Stated goal: Retype the whole listing verbatim and keep the pictures out of it.

(Stored data)
<<<<

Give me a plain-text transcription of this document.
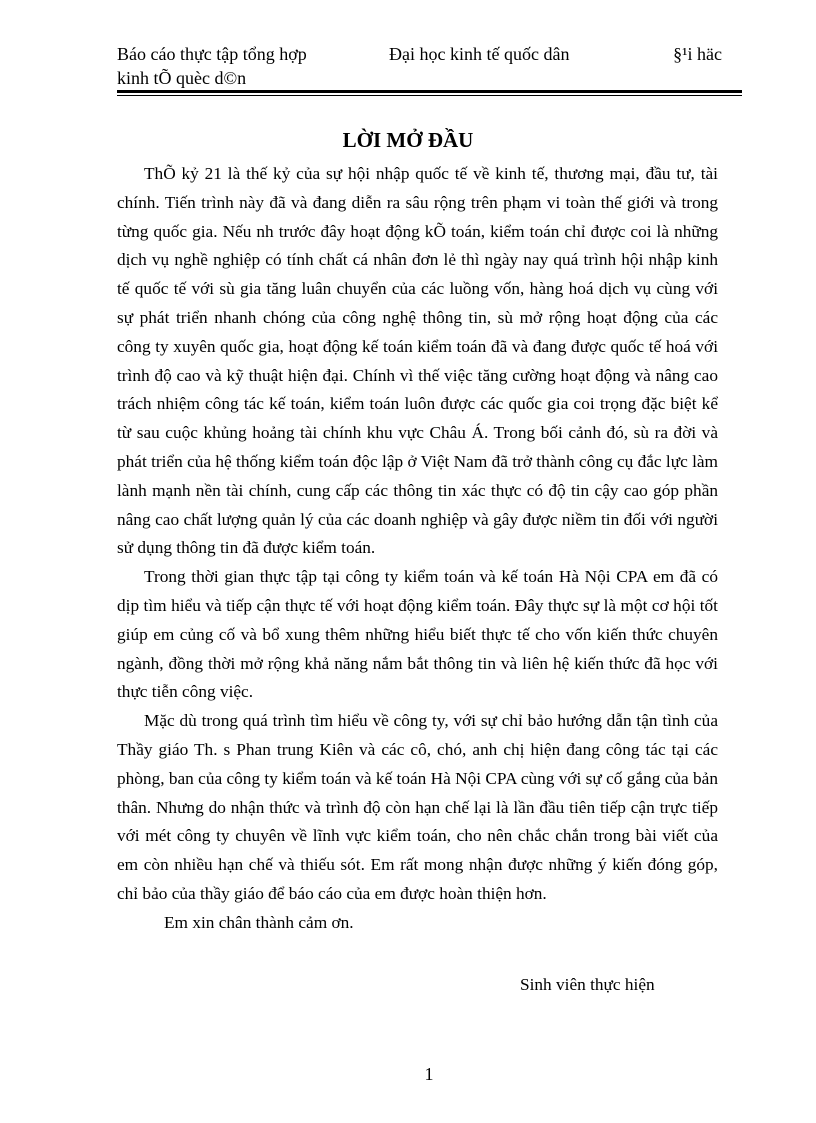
Báo cáo thực tập tổng hợp	Đại học kinh tế quốc dân	§¹i häc
kinh tÕ quèc d©n
LỜI MỞ ĐẦU

ThÕ kỷ 21 là thế kỷ của sự hội nhập quốc tế về kinh tế, thương mại, đầu tư, tài chính. Tiến trình này đã và đang diễn ra sâu rộng trên phạm vi toàn thế giới và trong từng quốc gia. Nếu nh trước đây hoạt động kÕ toán, kiểm toán chỉ được coi là những dịch vụ nghề nghiệp có tính chất cá nhân đơn lẻ thì ngày nay quá trình hội nhập kinh tế quốc tế với sù gia tăng luân chuyển của các luồng vốn, hàng hoá dịch vụ cùng với sự phát triển nhanh chóng của công nghệ thông tin, sù mở rộng hoạt động của các công ty xuyên quốc gia, hoạt động kế toán kiểm toán đã và đang được quốc tế hoá với trình độ cao và kỹ thuật hiện đại. Chính vì thế việc tăng cường hoạt động và nâng cao trách nhiệm công tác kế toán, kiểm toán luôn được các quốc gia coi trọng đặc biệt kể từ sau cuộc khủng hoảng tài chính khu vực Châu Á. Trong bối cảnh đó, sù ra đời và phát triển của hệ thống kiểm toán độc lập ở Việt Nam đã trở thành công cụ đắc lực làm lành mạnh nền tài chính, cung cấp các thông tin xác thực có độ tin cậy cao góp phần nâng cao chất lượng quản lý của các doanh nghiệp và gây được niềm tin đối với người sử dụng thông tin đã được kiểm toán.

Trong thời gian thực tập tại công ty kiểm toán và kế toán Hà Nội CPA em đã có dịp tìm hiểu và tiếp cận thực tế với hoạt động kiểm toán. Đây thực sự là một cơ hội tốt giúp em củng cố và bổ xung thêm những hiểu biết thực tế cho vốn kiến thức chuyên ngành, đồng thời mở rộng khả năng nắm bắt thông tin và liên hệ kiến thức đã học với thực tiễn công việc.

Mặc dù trong quá trình tìm hiểu về công ty, với sự chỉ bảo hướng dẫn tận tình của Thầy giáo Th. s Phan trung Kiên và các cô, chó, anh chị hiện đang công tác tại các phòng, ban của công ty kiểm toán và kế toán Hà Nội CPA cùng với sự cố gắng của bản thân. Nhưng do nhận thức và trình độ còn hạn chế lại là lần đầu tiên tiếp cận trực tiếp với mét công ty chuyên về lĩnh vực kiểm toán, cho nên chắc chắn trong bài viết của em còn nhiều hạn chế và thiếu sót. Em rất mong nhận được những ý kiến đóng góp, chỉ bảo của thầy giáo để báo cáo của em được hoàn thiện hơn.

Em xin chân thành cảm ơn.

Sinh viên thực hiện
1
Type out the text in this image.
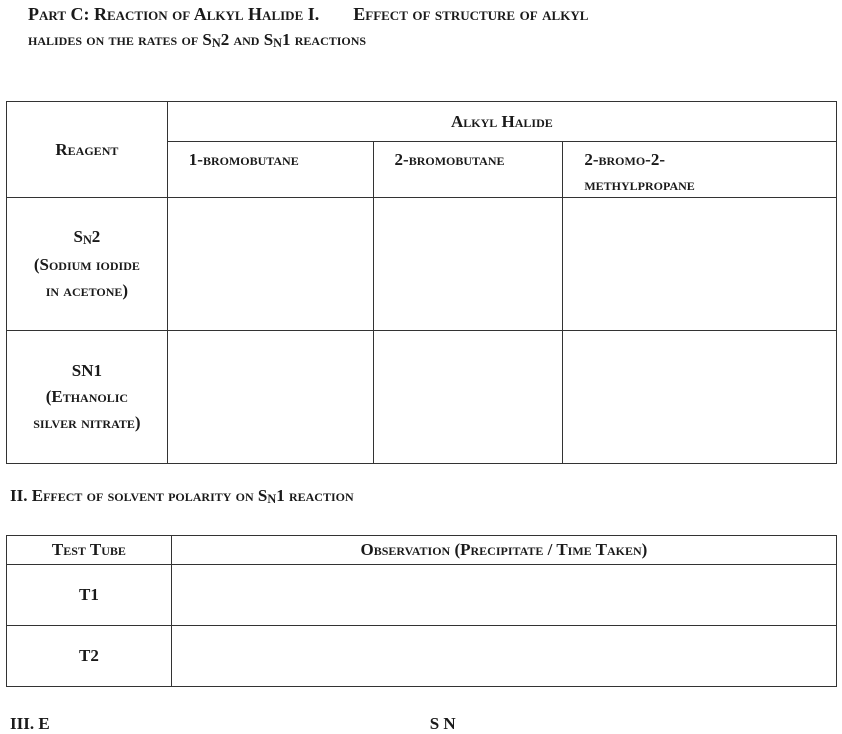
Part C: Reaction of Alkyl Halide I. Effect of structure of alkyl
halides on the rates of SN2 and SN1 reactions
Reagent	Alkyl Halide		
	1-bromobutane	2-bromobutane	2-bromo-2-
methylpropane
SN2
(Sodium iodide
in acetone)			
SN1
(Ethanolic
silver nitrate)			
II. Effect of solvent polarity on SN1 reaction
Test Tube	Observation (Precipitate / Time Taken)
T1	
T2	
III. E	S N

>>>>

Exercise answer:
Give me a plain-text transcription of this document.
Báo cáo thực tập tổng hợp	Đại học kinh tế quốc dân	§¹i häc
kinh tÕ quèc d©n
LỜI MỞ ĐẦU

ThÕ kỷ 21 là thế kỷ của sự hội nhập quốc tế về kinh tế, thương mại, đầu tư, tài chính. Tiến trình này đã và đang diễn ra sâu rộng trên phạm vi toàn thế giới và trong từng quốc gia. Nếu nh trước đây hoạt động kÕ toán, kiểm toán chỉ được coi là những dịch vụ nghề nghiệp có tính chất cá nhân đơn lẻ thì ngày nay quá trình hội nhập kinh tế quốc tế với sù gia tăng luân chuyển của các luồng vốn, hàng hoá dịch vụ cùng với sự phát triển nhanh chóng của công nghệ thông tin, sù mở rộng hoạt động của các công ty xuyên quốc gia, hoạt động kế toán kiểm toán đã và đang được quốc tế hoá với trình độ cao và kỹ thuật hiện đại. Chính vì thế việc tăng cường hoạt động và nâng cao trách nhiệm công tác kế toán, kiểm toán luôn được các quốc gia coi trọng đặc biệt kể từ sau cuộc khủng hoảng tài chính khu vực Châu Á. Trong bối cảnh đó, sù ra đời và phát triển của hệ thống kiểm toán độc lập ở Việt Nam đã trở thành công cụ đắc lực làm lành mạnh nền tài chính, cung cấp các thông tin xác thực có độ tin cậy cao góp phần nâng cao chất lượng quản lý của các doanh nghiệp và gây được niềm tin đối với người sử dụng thông tin đã được kiểm toán.

Trong thời gian thực tập tại công ty kiểm toán và kế toán Hà Nội CPA em đã có dịp tìm hiểu và tiếp cận thực tế với hoạt động kiểm toán. Đây thực sự là một cơ hội tốt giúp em củng cố và bổ xung thêm những hiểu biết thực tế cho vốn kiến thức chuyên ngành, đồng thời mở rộng khả năng nắm bắt thông tin và liên hệ kiến thức đã học với thực tiễn công việc.

Mặc dù trong quá trình tìm hiểu về công ty, với sự chỉ bảo hướng dẫn tận tình của Thầy giáo Th. s Phan trung Kiên và các cô, chó, anh chị hiện đang công tác tại các phòng, ban của công ty kiểm toán và kế toán Hà Nội CPA cùng với sự cố gắng của bản thân. Nhưng do nhận thức và trình độ còn hạn chế lại là lần đầu tiên tiếp cận trực tiếp với mét công ty chuyên về lĩnh vực kiểm toán, cho nên chắc chắn trong bài viết của em còn nhiều hạn chế và thiếu sót. Em rất mong nhận được những ý kiến đóng góp, chỉ bảo của thầy giáo để báo cáo của em được hoàn thiện hơn.

Em xin chân thành cảm ơn.

Sinh viên thực hiện
1
Type out the text in this image.
Part C: Reaction of Alkyl Halide I. Effect of structure of alkyl
halides on the rates of SN2 and SN1 reactions
Reagent	Alkyl Halide		
	1-bromobutane	2-bromobutane	2-bromo-2-
methylpropane
SN2
(Sodium iodide
in acetone)			
SN1
(Ethanolic
silver nitrate)			
II. Effect of solvent polarity on SN1 reaction
Test Tube	Observation (Precipitate / Time Taken)
T1	
T2	
III. E	S N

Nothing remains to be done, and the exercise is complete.